* Instruction *
Output the records exactly. Include every line.

═════ Recorded information

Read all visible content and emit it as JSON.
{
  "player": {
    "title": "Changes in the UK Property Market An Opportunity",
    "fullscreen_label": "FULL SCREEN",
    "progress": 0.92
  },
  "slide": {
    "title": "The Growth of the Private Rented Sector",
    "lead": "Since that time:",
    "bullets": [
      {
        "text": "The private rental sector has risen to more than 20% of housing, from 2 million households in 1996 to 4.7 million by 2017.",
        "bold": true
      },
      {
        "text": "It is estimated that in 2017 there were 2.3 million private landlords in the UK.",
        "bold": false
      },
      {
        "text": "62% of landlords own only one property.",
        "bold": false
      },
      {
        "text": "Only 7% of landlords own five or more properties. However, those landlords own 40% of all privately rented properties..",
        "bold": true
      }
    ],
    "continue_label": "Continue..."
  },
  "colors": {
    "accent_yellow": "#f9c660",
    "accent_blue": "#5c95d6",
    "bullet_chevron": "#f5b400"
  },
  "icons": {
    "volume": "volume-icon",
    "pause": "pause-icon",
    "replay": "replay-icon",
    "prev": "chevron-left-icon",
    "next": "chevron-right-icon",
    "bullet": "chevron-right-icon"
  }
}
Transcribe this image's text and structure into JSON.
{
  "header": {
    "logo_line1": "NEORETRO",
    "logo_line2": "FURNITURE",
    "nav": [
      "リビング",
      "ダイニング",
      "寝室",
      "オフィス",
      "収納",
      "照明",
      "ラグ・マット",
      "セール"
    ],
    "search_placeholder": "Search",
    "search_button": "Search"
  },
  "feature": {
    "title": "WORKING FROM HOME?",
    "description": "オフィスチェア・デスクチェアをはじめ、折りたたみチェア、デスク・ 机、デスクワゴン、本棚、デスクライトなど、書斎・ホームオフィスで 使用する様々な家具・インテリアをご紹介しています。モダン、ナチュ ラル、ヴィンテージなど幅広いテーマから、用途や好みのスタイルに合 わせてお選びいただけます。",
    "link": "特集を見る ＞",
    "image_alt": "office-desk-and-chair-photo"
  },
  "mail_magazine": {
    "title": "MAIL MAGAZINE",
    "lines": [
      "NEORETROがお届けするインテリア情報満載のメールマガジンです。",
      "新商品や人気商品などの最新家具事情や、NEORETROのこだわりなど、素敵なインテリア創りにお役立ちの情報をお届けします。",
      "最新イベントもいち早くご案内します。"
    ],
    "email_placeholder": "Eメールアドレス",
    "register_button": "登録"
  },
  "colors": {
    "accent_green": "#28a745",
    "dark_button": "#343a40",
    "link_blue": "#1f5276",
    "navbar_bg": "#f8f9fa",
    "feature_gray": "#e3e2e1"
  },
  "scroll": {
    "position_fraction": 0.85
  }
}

══════════

* Answer for this exercise *
Read all visible content and emit it as JSON.
{
  "player": {
    "title": "Changes in the UK Property Market An Opportunity",
    "fullscreen_label": "FULL SCREEN",
    "progress": 0.92
  },
  "slide": {
    "title": "The Growth of the Private Rented Sector",
    "lead": "Since that time:",
    "bullets": [
      {
        "text": "The private rental sector has risen to more than 20% of housing, from 2 million households in 1996 to 4.7 million by 2017.",
        "bold": true
      },
      {
        "text": "It is estimated that in 2017 there were 2.3 million private landlords in the UK.",
        "bold": false
      },
      {
        "text": "62% of landlords own only one property.",
        "bold": false
      },
      {
        "text": "Only 7% of landlords own five or more properties. However, those landlords own 40% of all privately rented properties..",
        "bold": true
      }
    ],
    "continue_label": "Continue..."
  },
  "colors": {
    "accent_yellow": "#f9c660",
    "accent_blue": "#5c95d6",
    "bullet_chevron": "#f5b400"
  },
  "icons": {
    "volume": "volume-icon",
    "pause": "pause-icon",
    "replay": "replay-icon",
    "prev": "chevron-left-icon",
    "next": "chevron-right-icon",
    "bullet": "chevron-right-icon"
  }
}
Transcribe this image's text and structure into JSON.
{
  "header": {
    "logo_line1": "NEORETRO",
    "logo_line2": "FURNITURE",
    "nav": [
      "リビング",
      "ダイニング",
      "寝室",
      "オフィス",
      "収納",
      "照明",
      "ラグ・マット",
      "セール"
    ],
    "search_placeholder": "Search",
    "search_button": "Search"
  },
  "feature": {
    "title": "WORKING FROM HOME?",
    "description": "オフィスチェア・デスクチェアをはじめ、折りたたみチェア、デスク・ 机、デスクワゴン、本棚、デスクライトなど、書斎・ホームオフィスで 使用する様々な家具・インテリアをご紹介しています。モダン、ナチュ ラル、ヴィンテージなど幅広いテーマから、用途や好みのスタイルに合 わせてお選びいただけます。",
    "link": "特集を見る ＞",
    "image_alt": "office-desk-and-chair-photo"
  },
  "mail_magazine": {
    "title": "MAIL MAGAZINE",
    "lines": [
      "NEORETROがお届けするインテリア情報満載のメールマガジンです。",
      "新商品や人気商品などの最新家具事情や、NEORETROのこだわりなど、素敵なインテリア創りにお役立ちの情報をお届けします。",
      "最新イベントもいち早くご案内します。"
    ],
    "email_placeholder": "Eメールアドレス",
    "register_button": "登録"
  },
  "colors": {
    "accent_green": "#28a745",
    "dark_button": "#343a40",
    "link_blue": "#1f5276",
    "navbar_bg": "#f8f9fa",
    "feature_gray": "#e3e2e1"
  },
  "scroll": {
    "position_fraction": 0.85
  }
}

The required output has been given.